GOAL OF THE EXERCISE.
Reproduce the listing below, substituting "language-line" for every occurrence of "language-row" and leaving everything else unchanged. Omit the pictures from your answer.

>> BEGIN ITEMS

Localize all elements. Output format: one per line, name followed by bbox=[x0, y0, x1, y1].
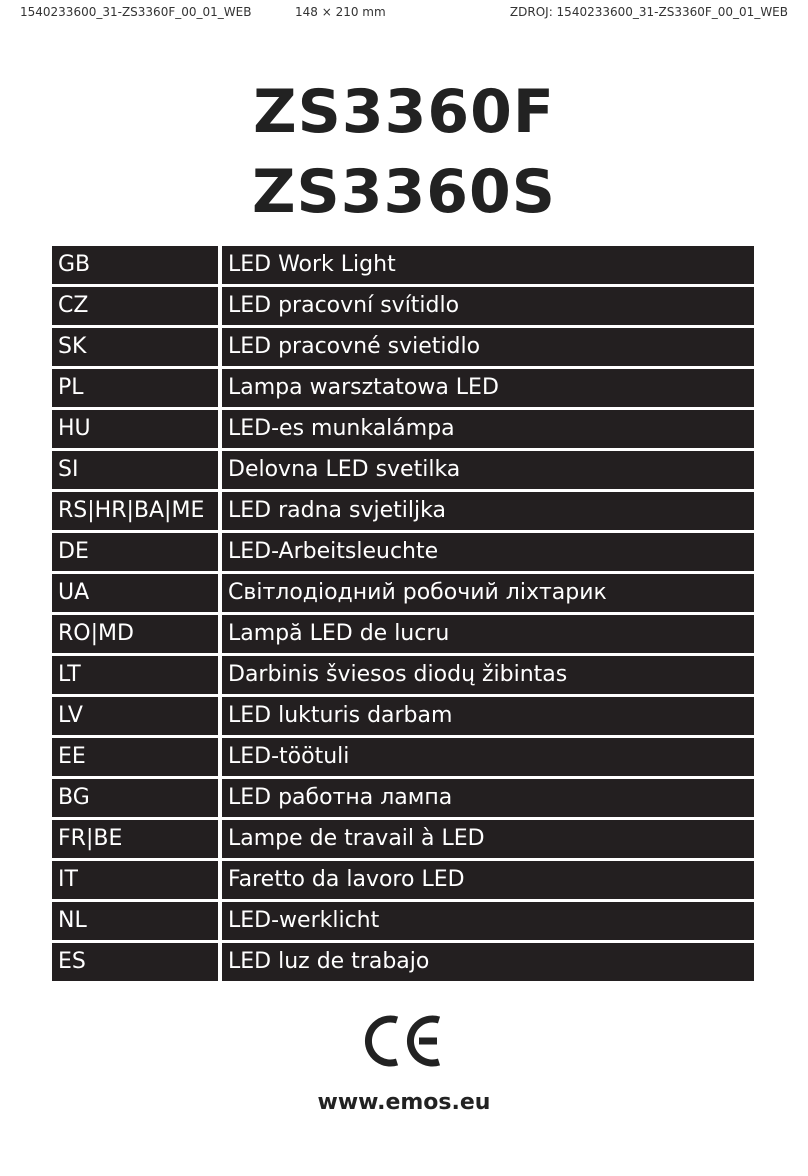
language-table bbox=[52, 246, 754, 984]
language-row bbox=[52, 902, 754, 940]
product-name: LED-werklicht bbox=[222, 902, 754, 940]
model-title-2: ZS3360S bbox=[252, 157, 556, 227]
product-name: LED luz de trabajo bbox=[222, 943, 754, 981]
product-name: Faretto da lavoro LED bbox=[222, 861, 754, 899]
language-row bbox=[52, 492, 754, 530]
language-code: ES bbox=[52, 943, 218, 981]
product-name: LED pracovné svietidlo bbox=[222, 328, 754, 366]
product-name: LED Work Light bbox=[222, 246, 754, 284]
language-code: BG bbox=[52, 779, 218, 817]
language-code: HU bbox=[52, 410, 218, 448]
file-id: 1540233600_31-ZS3360F_00_01_WEB bbox=[20, 5, 252, 19]
product-name: LED-Arbeitsleuchte bbox=[222, 533, 754, 571]
product-name: Lampă LED de lucru bbox=[222, 615, 754, 653]
language-code: SI bbox=[52, 451, 218, 489]
product-name: LED-töötuli bbox=[222, 738, 754, 776]
product-name: LED-es munkalámpa bbox=[222, 410, 754, 448]
source-label: ZDROJ: 1540233600_31-ZS3360F_00_01_WEB bbox=[509, 5, 788, 19]
language-row bbox=[52, 287, 754, 325]
ce-mark-icon bbox=[363, 1012, 445, 1070]
language-code: PL bbox=[52, 369, 218, 407]
product-name: LED pracovní svítidlo bbox=[222, 287, 754, 325]
language-code: UA bbox=[52, 574, 218, 612]
language-code: LT bbox=[52, 656, 218, 694]
product-name: LED работна лампа bbox=[222, 779, 754, 817]
language-code: IT bbox=[52, 861, 218, 899]
language-code: EE bbox=[52, 738, 218, 776]
product-name: Lampa warsztatowa LED bbox=[222, 369, 754, 407]
product-name: LED radna svjetiljka bbox=[222, 492, 754, 530]
model-titles bbox=[0, 72, 808, 232]
language-row bbox=[52, 246, 754, 284]
language-row bbox=[52, 369, 754, 407]
language-row bbox=[52, 328, 754, 366]
language-row bbox=[52, 615, 754, 653]
language-row bbox=[52, 738, 754, 776]
language-row bbox=[52, 820, 754, 858]
language-code: SK bbox=[52, 328, 218, 366]
language-code: RO|MD bbox=[52, 615, 218, 653]
language-code: CZ bbox=[52, 287, 218, 325]
language-code: NL bbox=[52, 902, 218, 940]
language-row bbox=[52, 697, 754, 735]
language-row bbox=[52, 943, 754, 981]
language-row bbox=[52, 410, 754, 448]
website-link[interactable]: www.emos.eu bbox=[317, 1090, 491, 1115]
language-code: RS|HR|BA|ME bbox=[52, 492, 218, 530]
model-title-1: ZS3360F bbox=[253, 77, 555, 147]
language-code: DE bbox=[52, 533, 218, 571]
language-row bbox=[52, 451, 754, 489]
product-name: Lampe de travail à LED bbox=[222, 820, 754, 858]
language-code: FR|BE bbox=[52, 820, 218, 858]
product-name: LED lukturis darbam bbox=[222, 697, 754, 735]
language-row bbox=[52, 574, 754, 612]
language-row bbox=[52, 861, 754, 899]
language-code: LV bbox=[52, 697, 218, 735]
product-name: Darbinis šviesos diodų žibintas bbox=[222, 656, 754, 694]
product-name: Світлодіодний робочий ліхтарик bbox=[222, 574, 754, 612]
language-row bbox=[52, 656, 754, 694]
language-code: GB bbox=[52, 246, 218, 284]
page-size: 148 × 210 mm bbox=[295, 5, 386, 19]
language-row bbox=[52, 533, 754, 571]
product-name: Delovna LED svetilka bbox=[222, 451, 754, 489]
language-row bbox=[52, 779, 754, 817]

>> END ITEMS

FINAL RESULT.
Localize all elements. Output format: one per line, name followed by bbox=[x0, y0, x1, y1].
language-table bbox=[52, 246, 754, 984]
language-line bbox=[52, 902, 754, 940]
product-name: LED-werklicht bbox=[222, 902, 754, 940]
model-title-2: ZS3360S bbox=[252, 157, 556, 227]
product-name: LED luz de trabajo bbox=[222, 943, 754, 981]
product-name: Faretto da lavoro LED bbox=[222, 861, 754, 899]
language-line bbox=[52, 492, 754, 530]
language-code: ES bbox=[52, 943, 218, 981]
product-name: LED pracovné svietidlo bbox=[222, 328, 754, 366]
product-name: LED Work Light bbox=[222, 246, 754, 284]
language-code: BG bbox=[52, 779, 218, 817]
language-code: HU bbox=[52, 410, 218, 448]
file-id: 1540233600_31-ZS3360F_00_01_WEB bbox=[20, 5, 252, 19]
product-name: LED-Arbeitsleuchte bbox=[222, 533, 754, 571]
product-name: Lampă LED de lucru bbox=[222, 615, 754, 653]
language-code: SI bbox=[52, 451, 218, 489]
product-name: LED-töötuli bbox=[222, 738, 754, 776]
product-name: LED-es munkalámpa bbox=[222, 410, 754, 448]
source-label: ZDROJ: 1540233600_31-ZS3360F_00_01_WEB bbox=[509, 5, 788, 19]
language-line bbox=[52, 287, 754, 325]
ce-mark-icon bbox=[363, 1012, 445, 1070]
language-code: PL bbox=[52, 369, 218, 407]
product-name: LED pracovní svítidlo bbox=[222, 287, 754, 325]
language-code: UA bbox=[52, 574, 218, 612]
language-code: LT bbox=[52, 656, 218, 694]
product-name: LED работна лампа bbox=[222, 779, 754, 817]
language-code: IT bbox=[52, 861, 218, 899]
language-code: EE bbox=[52, 738, 218, 776]
product-name: Lampa warsztatowa LED bbox=[222, 369, 754, 407]
product-name: LED radna svjetiljka bbox=[222, 492, 754, 530]
model-titles bbox=[0, 72, 808, 232]
language-line bbox=[52, 246, 754, 284]
language-line bbox=[52, 369, 754, 407]
language-line bbox=[52, 328, 754, 366]
language-line bbox=[52, 615, 754, 653]
language-line bbox=[52, 738, 754, 776]
language-line bbox=[52, 820, 754, 858]
language-code: SK bbox=[52, 328, 218, 366]
language-code: RO|MD bbox=[52, 615, 218, 653]
language-code: CZ bbox=[52, 287, 218, 325]
language-code: NL bbox=[52, 902, 218, 940]
language-line bbox=[52, 697, 754, 735]
language-line bbox=[52, 943, 754, 981]
language-line bbox=[52, 410, 754, 448]
website-link[interactable]: www.emos.eu bbox=[317, 1090, 491, 1115]
language-code: RS|HR|BA|ME bbox=[52, 492, 218, 530]
model-title-1: ZS3360F bbox=[253, 77, 555, 147]
language-code: DE bbox=[52, 533, 218, 571]
language-line bbox=[52, 451, 754, 489]
product-name: Lampe de travail à LED bbox=[222, 820, 754, 858]
language-code: FR|BE bbox=[52, 820, 218, 858]
product-name: LED lukturis darbam bbox=[222, 697, 754, 735]
language-line bbox=[52, 574, 754, 612]
language-line bbox=[52, 861, 754, 899]
language-code: LV bbox=[52, 697, 218, 735]
product-name: Darbinis šviesos diodų žibintas bbox=[222, 656, 754, 694]
product-name: Світлодіодний робочий ліхтарик bbox=[222, 574, 754, 612]
language-line bbox=[52, 656, 754, 694]
language-code: GB bbox=[52, 246, 218, 284]
page-size: 148 × 210 mm bbox=[295, 5, 386, 19]
language-line bbox=[52, 533, 754, 571]
product-name: Delovna LED svetilka bbox=[222, 451, 754, 489]
language-line bbox=[52, 779, 754, 817]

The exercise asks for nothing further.